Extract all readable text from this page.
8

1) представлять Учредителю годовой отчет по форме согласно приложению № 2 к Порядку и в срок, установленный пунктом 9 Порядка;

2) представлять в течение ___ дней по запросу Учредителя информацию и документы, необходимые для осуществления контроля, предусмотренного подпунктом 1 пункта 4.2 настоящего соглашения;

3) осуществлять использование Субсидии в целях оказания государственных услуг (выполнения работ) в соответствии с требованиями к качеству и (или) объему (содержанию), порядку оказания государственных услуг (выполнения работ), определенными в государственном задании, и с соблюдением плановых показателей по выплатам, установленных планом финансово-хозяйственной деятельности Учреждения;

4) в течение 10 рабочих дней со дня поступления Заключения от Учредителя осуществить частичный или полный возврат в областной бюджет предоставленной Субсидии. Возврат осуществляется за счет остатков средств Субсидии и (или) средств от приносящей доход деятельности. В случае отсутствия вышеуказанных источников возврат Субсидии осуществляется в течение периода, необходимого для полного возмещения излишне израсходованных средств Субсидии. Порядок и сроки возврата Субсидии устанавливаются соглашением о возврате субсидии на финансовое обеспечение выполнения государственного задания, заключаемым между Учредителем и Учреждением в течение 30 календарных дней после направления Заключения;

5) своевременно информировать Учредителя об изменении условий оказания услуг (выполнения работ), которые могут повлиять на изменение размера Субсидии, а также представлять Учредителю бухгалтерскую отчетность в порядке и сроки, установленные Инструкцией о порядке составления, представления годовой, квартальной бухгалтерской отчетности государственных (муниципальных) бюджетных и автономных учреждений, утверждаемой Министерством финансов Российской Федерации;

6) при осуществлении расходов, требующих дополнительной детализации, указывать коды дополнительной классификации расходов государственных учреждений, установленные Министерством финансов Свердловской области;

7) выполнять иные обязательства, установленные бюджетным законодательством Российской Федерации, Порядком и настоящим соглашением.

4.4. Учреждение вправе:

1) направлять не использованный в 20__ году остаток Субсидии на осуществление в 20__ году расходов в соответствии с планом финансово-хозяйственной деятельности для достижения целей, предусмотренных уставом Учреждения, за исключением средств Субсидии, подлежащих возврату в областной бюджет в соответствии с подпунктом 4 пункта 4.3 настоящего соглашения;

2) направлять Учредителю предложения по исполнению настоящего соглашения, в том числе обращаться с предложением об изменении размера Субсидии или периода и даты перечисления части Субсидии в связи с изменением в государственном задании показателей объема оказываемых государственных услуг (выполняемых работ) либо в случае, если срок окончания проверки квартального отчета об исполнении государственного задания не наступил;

**GIVEN PROBLEM:** Repeat all the records. Match each line exactly.

**SOLVED EXERCISE:**
Extract all readable text from this page.
8

1) представлять Учредителю годовой отчет по форме согласно приложению № 2 к Порядку и в срок, установленный пунктом 9 Порядка;

2) представлять в течение ___ дней по запросу Учредителя информацию и документы, необходимые для осуществления контроля, предусмотренного подпунктом 1 пункта 4.2 настоящего соглашения;

3) осуществлять использование Субсидии в целях оказания государственных услуг (выполнения работ) в соответствии с требованиями к качеству и (или) объему (содержанию), порядку оказания государственных услуг (выполнения работ), определенными в государственном задании, и с соблюдением плановых показателей по выплатам, установленных планом финансово-хозяйственной деятельности Учреждения;

4) в течение 10 рабочих дней со дня поступления Заключения от Учредителя осуществить частичный или полный возврат в областной бюджет предоставленной Субсидии. Возврат осуществляется за счет остатков средств Субсидии и (или) средств от приносящей доход деятельности. В случае отсутствия вышеуказанных источников возврат Субсидии осуществляется в течение периода, необходимого для полного возмещения излишне израсходованных средств Субсидии. Порядок и сроки возврата Субсидии устанавливаются соглашением о возврате субсидии на финансовое обеспечение выполнения государственного задания, заключаемым между Учредителем и Учреждением в течение 30 календарных дней после направления Заключения;

5) своевременно информировать Учредителя об изменении условий оказания услуг (выполнения работ), которые могут повлиять на изменение размера Субсидии, а также представлять Учредителю бухгалтерскую отчетность в порядке и сроки, установленные Инструкцией о порядке составления, представления годовой, квартальной бухгалтерской отчетности государственных (муниципальных) бюджетных и автономных учреждений, утверждаемой Министерством финансов Российской Федерации;

6) при осуществлении расходов, требующих дополнительной детализации, указывать коды дополнительной классификации расходов государственных учреждений, установленные Министерством финансов Свердловской области;

7) выполнять иные обязательства, установленные бюджетным законодательством Российской Федерации, Порядком и настоящим соглашением.

4.4. Учреждение вправе:

1) направлять не использованный в 20__ году остаток Субсидии на осуществление в 20__ году расходов в соответствии с планом финансово-хозяйственной деятельности для достижения целей, предусмотренных уставом Учреждения, за исключением средств Субсидии, подлежащих возврату в областной бюджет в соответствии с подпунктом 4 пункта 4.3 настоящего соглашения;

2) направлять Учредителю предложения по исполнению настоящего соглашения, в том числе обращаться с предложением об изменении размера Субсидии или периода и даты перечисления части Субсидии в связи с изменением в государственном задании показателей объема оказываемых государственных услуг (выполняемых работ) либо в случае, если срок окончания проверки квартального отчета об исполнении государственного задания не наступил;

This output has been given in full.